---- Recorded information

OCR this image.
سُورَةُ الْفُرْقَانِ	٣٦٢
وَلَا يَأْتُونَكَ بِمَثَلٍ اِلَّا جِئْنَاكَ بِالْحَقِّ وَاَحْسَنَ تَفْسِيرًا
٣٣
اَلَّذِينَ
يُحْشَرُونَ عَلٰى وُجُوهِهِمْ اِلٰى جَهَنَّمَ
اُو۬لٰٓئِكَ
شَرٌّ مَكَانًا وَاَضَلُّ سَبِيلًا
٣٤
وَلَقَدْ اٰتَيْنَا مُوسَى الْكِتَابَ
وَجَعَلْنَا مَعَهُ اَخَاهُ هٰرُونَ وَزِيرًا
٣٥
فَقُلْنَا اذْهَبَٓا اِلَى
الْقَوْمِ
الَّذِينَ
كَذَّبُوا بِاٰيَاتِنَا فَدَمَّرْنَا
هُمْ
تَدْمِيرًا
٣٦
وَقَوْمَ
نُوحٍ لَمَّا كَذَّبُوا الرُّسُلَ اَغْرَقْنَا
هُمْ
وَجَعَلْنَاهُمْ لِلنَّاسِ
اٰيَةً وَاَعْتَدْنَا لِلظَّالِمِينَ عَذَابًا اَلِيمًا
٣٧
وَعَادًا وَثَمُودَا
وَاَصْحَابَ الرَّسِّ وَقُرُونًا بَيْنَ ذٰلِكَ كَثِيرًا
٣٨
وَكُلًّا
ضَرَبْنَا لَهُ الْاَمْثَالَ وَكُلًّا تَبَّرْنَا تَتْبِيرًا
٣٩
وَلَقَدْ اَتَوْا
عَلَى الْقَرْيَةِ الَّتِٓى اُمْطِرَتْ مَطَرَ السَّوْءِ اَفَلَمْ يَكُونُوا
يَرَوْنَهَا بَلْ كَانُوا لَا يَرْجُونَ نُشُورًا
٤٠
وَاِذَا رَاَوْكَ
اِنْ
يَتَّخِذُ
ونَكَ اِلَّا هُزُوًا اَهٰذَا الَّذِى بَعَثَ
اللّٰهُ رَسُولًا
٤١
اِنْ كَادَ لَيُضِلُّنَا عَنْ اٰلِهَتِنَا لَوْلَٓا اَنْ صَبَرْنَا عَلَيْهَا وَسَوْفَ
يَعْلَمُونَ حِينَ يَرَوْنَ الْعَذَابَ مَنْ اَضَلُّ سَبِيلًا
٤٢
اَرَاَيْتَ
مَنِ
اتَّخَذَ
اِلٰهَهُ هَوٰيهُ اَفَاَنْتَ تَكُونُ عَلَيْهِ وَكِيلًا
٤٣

--------

*What is required*:
Give all the entries again exactly; leave none out.

*Task result*:
OCR this image.
سُورَةُ الْفُرْقَانِ	٣٦٢
وَلَا يَأْتُونَكَ بِمَثَلٍ اِلَّا جِئْنَاكَ بِالْحَقِّ وَاَحْسَنَ تَفْسِيرًا
٣٣
اَلَّذِينَ
يُحْشَرُونَ عَلٰى وُجُوهِهِمْ اِلٰى جَهَنَّمَ
اُو۬لٰٓئِكَ
شَرٌّ مَكَانًا وَاَضَلُّ سَبِيلًا
٣٤
وَلَقَدْ اٰتَيْنَا مُوسَى الْكِتَابَ
وَجَعَلْنَا مَعَهُ اَخَاهُ هٰرُونَ وَزِيرًا
٣٥
فَقُلْنَا اذْهَبَٓا اِلَى
الْقَوْمِ
الَّذِينَ
كَذَّبُوا بِاٰيَاتِنَا فَدَمَّرْنَا
هُمْ
تَدْمِيرًا
٣٦
وَقَوْمَ
نُوحٍ لَمَّا كَذَّبُوا الرُّسُلَ اَغْرَقْنَا
هُمْ
وَجَعَلْنَاهُمْ لِلنَّاسِ
اٰيَةً وَاَعْتَدْنَا لِلظَّالِمِينَ عَذَابًا اَلِيمًا
٣٧
وَعَادًا وَثَمُودَا
وَاَصْحَابَ الرَّسِّ وَقُرُونًا بَيْنَ ذٰلِكَ كَثِيرًا
٣٨
وَكُلًّا
ضَرَبْنَا لَهُ الْاَمْثَالَ وَكُلًّا تَبَّرْنَا تَتْبِيرًا
٣٩
وَلَقَدْ اَتَوْا
عَلَى الْقَرْيَةِ الَّتِٓى اُمْطِرَتْ مَطَرَ السَّوْءِ اَفَلَمْ يَكُونُوا
يَرَوْنَهَا بَلْ كَانُوا لَا يَرْجُونَ نُشُورًا
٤٠
وَاِذَا رَاَوْكَ
اِنْ
يَتَّخِذُ
ونَكَ اِلَّا هُزُوًا اَهٰذَا الَّذِى بَعَثَ
اللّٰهُ رَسُولًا
٤١
اِنْ كَادَ لَيُضِلُّنَا عَنْ اٰلِهَتِنَا لَوْلَٓا اَنْ صَبَرْنَا عَلَيْهَا وَسَوْفَ
يَعْلَمُونَ حِينَ يَرَوْنَ الْعَذَابَ مَنْ اَضَلُّ سَبِيلًا
٤٢
اَرَاَيْتَ
مَنِ
اتَّخَذَ
اِلٰهَهُ هَوٰيهُ اَفَاَنْتَ تَكُونُ عَلَيْهِ وَكِيلًا
٤٣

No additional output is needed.